Extracted records:
▽
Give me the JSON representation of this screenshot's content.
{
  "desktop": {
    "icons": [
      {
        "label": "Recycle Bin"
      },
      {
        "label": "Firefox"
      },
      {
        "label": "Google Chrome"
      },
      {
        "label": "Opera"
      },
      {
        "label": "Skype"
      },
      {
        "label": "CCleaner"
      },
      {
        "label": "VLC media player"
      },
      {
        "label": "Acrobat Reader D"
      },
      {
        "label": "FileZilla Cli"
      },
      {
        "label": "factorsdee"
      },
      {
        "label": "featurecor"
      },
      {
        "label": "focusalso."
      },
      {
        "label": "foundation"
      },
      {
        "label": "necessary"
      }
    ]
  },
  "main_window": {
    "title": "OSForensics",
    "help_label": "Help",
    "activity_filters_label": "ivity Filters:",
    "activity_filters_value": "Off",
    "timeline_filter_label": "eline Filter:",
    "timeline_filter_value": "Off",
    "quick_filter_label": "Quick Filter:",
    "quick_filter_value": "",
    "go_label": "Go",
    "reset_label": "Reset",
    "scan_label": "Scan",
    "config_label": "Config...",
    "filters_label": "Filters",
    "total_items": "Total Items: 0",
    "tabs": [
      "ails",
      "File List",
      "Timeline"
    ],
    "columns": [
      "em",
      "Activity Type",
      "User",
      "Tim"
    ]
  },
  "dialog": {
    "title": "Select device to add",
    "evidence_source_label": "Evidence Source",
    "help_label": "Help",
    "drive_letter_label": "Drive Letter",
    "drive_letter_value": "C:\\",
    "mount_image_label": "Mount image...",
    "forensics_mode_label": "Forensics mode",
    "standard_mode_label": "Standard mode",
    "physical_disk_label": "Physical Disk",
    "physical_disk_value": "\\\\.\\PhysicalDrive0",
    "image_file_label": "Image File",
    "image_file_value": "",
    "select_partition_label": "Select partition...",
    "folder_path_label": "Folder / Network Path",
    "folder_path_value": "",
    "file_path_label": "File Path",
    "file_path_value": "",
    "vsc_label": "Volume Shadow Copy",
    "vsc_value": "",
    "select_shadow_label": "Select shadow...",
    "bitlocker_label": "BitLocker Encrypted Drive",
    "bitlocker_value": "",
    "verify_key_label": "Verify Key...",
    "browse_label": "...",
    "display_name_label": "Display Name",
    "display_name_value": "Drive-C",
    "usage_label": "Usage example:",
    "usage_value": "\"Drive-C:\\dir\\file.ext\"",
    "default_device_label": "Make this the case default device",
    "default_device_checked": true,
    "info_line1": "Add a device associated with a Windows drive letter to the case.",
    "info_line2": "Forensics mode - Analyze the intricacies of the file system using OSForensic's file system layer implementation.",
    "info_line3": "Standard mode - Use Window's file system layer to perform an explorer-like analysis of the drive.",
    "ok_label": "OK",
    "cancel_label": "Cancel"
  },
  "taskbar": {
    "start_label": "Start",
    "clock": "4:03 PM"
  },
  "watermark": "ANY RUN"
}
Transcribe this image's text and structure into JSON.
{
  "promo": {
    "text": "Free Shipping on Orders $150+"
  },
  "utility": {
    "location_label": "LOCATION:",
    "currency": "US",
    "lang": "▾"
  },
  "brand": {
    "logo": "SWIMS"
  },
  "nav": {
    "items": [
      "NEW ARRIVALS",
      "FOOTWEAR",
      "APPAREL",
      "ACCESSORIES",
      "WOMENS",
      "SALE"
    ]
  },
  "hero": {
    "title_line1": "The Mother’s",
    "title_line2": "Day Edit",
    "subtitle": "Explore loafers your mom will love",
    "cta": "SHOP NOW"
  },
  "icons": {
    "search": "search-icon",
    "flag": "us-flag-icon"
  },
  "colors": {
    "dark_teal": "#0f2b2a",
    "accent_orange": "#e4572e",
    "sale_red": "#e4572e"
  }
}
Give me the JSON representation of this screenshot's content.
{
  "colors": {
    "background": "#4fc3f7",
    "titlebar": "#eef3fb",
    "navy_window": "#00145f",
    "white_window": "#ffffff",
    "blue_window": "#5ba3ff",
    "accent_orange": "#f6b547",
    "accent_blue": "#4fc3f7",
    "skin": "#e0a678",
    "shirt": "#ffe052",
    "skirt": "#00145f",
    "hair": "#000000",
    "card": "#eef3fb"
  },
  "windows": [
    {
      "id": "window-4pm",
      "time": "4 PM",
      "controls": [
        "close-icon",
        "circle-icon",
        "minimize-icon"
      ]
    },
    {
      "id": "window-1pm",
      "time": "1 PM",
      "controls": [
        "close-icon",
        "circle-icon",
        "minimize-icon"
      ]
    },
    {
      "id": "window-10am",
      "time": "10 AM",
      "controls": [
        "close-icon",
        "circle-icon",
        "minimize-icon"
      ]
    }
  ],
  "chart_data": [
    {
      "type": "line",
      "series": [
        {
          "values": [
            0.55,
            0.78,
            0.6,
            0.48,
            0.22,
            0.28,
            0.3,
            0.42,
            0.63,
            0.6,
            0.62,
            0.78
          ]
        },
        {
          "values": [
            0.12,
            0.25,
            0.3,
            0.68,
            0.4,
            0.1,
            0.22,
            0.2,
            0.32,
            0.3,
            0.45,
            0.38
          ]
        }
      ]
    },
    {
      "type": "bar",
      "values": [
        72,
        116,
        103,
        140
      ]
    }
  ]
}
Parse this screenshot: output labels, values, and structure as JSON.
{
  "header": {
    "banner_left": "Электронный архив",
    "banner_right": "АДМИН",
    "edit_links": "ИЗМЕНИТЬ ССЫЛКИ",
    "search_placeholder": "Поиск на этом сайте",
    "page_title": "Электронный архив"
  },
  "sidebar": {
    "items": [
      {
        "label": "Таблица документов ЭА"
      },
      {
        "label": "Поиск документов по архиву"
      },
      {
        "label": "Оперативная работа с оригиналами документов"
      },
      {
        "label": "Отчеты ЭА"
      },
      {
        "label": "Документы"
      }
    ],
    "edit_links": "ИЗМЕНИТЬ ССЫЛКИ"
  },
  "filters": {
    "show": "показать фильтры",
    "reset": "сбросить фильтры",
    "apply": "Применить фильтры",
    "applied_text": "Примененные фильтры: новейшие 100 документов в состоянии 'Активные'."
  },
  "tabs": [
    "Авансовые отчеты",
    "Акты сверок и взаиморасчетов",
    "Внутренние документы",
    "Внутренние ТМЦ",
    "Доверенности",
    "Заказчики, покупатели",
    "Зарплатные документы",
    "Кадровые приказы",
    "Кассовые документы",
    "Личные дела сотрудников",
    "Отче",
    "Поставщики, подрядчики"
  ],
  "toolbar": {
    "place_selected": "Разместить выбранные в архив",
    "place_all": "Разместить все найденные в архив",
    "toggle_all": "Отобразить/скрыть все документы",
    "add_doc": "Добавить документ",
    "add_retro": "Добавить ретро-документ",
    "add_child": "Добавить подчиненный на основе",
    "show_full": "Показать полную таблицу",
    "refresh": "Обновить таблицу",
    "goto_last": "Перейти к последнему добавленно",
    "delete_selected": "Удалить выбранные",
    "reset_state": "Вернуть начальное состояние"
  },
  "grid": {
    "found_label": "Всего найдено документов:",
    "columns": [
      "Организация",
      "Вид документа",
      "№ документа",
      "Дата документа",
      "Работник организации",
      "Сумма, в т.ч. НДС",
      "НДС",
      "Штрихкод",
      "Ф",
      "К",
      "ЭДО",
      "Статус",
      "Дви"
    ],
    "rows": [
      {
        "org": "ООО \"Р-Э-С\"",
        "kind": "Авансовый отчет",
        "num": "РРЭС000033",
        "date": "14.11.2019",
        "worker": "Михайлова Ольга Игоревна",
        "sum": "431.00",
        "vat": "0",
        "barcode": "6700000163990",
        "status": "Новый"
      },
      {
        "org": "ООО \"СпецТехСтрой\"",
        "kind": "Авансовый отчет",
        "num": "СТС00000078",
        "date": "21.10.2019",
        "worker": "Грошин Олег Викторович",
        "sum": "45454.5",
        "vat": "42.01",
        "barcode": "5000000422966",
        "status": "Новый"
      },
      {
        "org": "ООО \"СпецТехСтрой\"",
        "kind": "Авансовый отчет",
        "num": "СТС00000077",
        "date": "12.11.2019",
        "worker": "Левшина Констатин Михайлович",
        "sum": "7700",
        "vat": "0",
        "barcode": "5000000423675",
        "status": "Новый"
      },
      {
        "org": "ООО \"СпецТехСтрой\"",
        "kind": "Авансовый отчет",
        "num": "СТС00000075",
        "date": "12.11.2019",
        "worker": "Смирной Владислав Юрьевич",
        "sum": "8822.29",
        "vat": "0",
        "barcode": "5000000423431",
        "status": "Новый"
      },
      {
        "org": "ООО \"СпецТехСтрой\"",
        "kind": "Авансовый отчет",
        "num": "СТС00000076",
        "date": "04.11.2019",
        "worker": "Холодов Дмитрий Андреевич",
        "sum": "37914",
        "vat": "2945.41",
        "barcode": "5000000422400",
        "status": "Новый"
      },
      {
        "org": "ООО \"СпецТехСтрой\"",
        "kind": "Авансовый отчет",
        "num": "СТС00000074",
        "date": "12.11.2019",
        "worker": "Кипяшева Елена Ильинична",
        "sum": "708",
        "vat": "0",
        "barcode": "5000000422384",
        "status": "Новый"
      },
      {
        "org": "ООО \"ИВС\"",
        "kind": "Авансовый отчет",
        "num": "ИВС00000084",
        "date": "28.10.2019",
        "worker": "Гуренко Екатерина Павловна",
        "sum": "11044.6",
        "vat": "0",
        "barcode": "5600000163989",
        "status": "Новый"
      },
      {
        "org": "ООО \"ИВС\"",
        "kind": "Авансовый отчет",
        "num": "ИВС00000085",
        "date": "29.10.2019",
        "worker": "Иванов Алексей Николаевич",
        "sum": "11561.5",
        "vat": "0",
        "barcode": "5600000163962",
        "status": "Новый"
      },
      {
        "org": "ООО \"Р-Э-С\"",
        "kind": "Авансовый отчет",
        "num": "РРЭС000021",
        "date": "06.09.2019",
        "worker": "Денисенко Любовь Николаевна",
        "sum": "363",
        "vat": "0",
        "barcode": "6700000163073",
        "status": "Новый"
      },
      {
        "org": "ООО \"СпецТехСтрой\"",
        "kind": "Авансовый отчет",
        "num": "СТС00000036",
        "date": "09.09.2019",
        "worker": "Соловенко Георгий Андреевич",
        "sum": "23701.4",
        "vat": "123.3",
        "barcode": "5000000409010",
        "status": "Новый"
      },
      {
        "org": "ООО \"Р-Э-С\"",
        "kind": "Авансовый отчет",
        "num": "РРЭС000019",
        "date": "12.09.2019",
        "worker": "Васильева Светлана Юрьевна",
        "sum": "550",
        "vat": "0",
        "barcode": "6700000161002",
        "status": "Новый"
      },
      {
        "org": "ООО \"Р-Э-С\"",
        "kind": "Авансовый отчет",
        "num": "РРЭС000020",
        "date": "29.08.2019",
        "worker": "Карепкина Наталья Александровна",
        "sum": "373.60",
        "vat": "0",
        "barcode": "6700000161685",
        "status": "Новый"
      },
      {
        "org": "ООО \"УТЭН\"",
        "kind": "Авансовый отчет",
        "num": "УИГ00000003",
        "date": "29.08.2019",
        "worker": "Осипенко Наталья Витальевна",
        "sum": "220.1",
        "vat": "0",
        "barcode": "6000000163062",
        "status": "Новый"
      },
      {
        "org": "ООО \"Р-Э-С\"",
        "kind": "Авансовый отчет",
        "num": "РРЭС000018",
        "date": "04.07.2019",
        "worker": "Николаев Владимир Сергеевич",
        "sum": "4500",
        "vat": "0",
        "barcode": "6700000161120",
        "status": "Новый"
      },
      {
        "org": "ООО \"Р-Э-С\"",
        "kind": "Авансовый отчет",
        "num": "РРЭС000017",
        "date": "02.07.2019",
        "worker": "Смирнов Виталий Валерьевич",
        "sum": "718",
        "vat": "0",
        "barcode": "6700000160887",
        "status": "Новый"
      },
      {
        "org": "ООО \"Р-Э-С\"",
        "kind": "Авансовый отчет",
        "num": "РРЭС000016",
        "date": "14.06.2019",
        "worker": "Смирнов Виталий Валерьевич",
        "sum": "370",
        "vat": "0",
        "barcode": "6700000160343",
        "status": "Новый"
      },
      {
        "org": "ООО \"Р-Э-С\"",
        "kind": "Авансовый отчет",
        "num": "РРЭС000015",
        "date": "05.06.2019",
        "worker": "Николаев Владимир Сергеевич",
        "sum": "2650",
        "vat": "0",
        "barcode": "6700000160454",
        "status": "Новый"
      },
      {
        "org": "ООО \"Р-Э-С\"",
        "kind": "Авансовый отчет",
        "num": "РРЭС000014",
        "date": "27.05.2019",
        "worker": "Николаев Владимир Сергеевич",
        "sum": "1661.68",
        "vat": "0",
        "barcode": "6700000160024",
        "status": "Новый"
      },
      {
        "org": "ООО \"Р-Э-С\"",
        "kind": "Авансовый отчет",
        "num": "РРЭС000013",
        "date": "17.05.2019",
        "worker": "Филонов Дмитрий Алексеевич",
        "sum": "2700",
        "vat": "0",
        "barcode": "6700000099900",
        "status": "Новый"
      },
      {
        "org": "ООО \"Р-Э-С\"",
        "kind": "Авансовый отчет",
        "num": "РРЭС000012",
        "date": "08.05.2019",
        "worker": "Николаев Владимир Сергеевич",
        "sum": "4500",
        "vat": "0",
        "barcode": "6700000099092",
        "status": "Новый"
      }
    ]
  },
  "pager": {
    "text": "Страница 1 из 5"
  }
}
△
Filter the data, keeping only the lines that contain "Standard".

:: FINAL RESULT ::
    "standard_mode_label": "Standard mode",
    "info_line3": "Standard mode - Use Window's file system layer to perform an explorer-like analysis of the drive.",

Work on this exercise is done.